» **To do**: Using the listing below, extract each line that has the word "text" in it.

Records
>>>

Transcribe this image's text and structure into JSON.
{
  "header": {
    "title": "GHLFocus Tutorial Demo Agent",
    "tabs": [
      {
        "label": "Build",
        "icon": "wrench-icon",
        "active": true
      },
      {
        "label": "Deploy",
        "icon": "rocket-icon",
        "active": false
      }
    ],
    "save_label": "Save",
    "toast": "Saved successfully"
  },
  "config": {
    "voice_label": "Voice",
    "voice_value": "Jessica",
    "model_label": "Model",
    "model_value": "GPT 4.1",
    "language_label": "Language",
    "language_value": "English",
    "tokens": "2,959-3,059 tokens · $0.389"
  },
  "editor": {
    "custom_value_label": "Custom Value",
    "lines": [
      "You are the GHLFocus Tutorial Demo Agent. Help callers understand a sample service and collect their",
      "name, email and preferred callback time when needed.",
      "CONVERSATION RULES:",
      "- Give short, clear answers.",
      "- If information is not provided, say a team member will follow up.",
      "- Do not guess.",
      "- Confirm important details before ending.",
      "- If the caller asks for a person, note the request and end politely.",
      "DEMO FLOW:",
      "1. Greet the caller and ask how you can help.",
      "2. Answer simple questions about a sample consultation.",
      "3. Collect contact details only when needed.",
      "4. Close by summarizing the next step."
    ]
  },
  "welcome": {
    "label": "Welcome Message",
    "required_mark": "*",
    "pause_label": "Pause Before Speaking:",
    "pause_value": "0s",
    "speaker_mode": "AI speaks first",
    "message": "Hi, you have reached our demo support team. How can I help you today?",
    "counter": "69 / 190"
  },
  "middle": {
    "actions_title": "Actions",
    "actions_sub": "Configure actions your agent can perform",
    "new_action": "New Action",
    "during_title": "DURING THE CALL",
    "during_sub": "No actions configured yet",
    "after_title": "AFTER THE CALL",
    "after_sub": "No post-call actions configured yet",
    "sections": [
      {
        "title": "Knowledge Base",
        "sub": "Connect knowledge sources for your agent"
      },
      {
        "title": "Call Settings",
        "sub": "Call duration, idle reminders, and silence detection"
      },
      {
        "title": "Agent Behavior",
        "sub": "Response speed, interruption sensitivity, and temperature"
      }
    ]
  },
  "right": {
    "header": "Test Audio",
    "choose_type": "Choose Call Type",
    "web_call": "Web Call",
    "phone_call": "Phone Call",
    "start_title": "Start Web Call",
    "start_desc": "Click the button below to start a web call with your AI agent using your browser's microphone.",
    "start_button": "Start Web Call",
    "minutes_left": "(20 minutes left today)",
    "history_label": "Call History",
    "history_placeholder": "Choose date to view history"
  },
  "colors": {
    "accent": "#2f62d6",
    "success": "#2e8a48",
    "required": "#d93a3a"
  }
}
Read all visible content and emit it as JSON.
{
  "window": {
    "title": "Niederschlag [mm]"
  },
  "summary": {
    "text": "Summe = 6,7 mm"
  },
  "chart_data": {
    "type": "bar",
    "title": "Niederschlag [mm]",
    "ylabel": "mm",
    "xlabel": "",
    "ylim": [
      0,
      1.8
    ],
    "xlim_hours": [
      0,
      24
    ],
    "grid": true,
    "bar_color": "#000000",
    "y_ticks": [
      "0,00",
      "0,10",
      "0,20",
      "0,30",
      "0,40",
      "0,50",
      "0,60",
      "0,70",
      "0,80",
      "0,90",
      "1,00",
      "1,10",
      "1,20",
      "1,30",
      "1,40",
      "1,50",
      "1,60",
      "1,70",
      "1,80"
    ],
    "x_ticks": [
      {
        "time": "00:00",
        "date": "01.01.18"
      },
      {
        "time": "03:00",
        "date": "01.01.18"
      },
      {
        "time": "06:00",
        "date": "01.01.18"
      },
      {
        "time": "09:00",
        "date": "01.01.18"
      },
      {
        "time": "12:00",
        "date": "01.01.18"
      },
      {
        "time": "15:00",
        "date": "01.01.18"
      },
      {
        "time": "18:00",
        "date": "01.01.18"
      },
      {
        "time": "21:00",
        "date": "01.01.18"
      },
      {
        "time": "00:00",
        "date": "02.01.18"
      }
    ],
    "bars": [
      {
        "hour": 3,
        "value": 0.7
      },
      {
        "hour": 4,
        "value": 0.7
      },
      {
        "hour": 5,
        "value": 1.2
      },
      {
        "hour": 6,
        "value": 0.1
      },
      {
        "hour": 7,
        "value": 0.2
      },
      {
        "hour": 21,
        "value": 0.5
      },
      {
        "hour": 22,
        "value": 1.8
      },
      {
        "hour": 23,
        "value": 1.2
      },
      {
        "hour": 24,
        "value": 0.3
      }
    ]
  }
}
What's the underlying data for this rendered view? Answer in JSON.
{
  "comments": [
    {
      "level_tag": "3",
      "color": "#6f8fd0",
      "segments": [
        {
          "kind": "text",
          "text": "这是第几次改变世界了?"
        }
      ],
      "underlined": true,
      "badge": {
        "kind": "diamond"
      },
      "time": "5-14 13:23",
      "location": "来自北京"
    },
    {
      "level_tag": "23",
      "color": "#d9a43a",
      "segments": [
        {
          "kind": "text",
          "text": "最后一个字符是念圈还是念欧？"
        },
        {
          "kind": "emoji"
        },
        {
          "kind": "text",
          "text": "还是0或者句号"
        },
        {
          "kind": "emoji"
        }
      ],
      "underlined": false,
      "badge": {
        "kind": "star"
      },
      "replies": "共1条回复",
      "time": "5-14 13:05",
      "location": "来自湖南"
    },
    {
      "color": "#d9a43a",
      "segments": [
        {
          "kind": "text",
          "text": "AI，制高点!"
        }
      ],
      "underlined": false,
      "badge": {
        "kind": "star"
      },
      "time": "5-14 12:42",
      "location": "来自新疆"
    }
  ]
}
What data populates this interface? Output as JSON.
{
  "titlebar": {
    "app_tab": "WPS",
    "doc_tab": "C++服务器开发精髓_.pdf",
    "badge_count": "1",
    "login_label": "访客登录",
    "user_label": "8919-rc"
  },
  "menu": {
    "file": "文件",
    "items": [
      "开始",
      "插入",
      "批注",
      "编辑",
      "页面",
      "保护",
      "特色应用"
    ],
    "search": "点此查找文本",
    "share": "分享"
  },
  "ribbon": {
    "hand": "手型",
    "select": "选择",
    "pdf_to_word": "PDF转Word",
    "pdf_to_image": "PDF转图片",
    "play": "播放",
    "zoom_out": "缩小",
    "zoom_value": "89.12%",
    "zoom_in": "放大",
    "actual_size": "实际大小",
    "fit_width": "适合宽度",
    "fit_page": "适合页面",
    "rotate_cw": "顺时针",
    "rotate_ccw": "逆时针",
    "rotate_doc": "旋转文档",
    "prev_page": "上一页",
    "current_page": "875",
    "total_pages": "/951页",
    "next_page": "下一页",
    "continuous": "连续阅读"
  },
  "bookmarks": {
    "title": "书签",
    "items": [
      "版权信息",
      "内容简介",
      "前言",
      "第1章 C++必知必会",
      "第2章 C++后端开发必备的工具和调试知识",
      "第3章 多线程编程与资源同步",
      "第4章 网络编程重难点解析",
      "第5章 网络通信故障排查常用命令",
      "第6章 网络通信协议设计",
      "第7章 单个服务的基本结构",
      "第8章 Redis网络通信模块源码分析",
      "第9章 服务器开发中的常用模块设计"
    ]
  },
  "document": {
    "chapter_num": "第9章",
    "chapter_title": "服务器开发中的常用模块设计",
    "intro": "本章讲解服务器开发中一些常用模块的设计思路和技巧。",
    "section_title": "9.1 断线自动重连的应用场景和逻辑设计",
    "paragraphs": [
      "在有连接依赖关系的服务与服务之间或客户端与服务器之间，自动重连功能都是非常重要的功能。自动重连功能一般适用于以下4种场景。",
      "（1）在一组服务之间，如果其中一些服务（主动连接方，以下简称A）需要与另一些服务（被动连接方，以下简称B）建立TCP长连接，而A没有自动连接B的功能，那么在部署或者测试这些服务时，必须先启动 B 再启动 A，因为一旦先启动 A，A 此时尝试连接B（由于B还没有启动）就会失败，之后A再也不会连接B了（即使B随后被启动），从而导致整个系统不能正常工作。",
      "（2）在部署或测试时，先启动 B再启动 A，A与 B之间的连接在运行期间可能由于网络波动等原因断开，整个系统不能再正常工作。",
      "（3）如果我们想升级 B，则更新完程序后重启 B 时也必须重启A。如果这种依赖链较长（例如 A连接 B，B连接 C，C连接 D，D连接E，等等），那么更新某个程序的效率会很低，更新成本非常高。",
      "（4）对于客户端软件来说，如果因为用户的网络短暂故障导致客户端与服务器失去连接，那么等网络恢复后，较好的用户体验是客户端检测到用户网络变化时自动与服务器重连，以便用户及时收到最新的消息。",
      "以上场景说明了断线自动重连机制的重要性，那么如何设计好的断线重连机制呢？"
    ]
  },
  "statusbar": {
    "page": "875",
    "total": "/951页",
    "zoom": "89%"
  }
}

<<<

» **Solution**:
Transcribe this image's text and structure into JSON.
    "text": "Summe = 6,7 mm"
          "kind": "text",
          "text": "这是第几次改变世界了?"
          "kind": "text",
          "text": "最后一个字符是念圈还是念欧？"
          "kind": "text",
          "text": "还是0或者句号"
          "kind": "text",
          "text": "AI，制高点!"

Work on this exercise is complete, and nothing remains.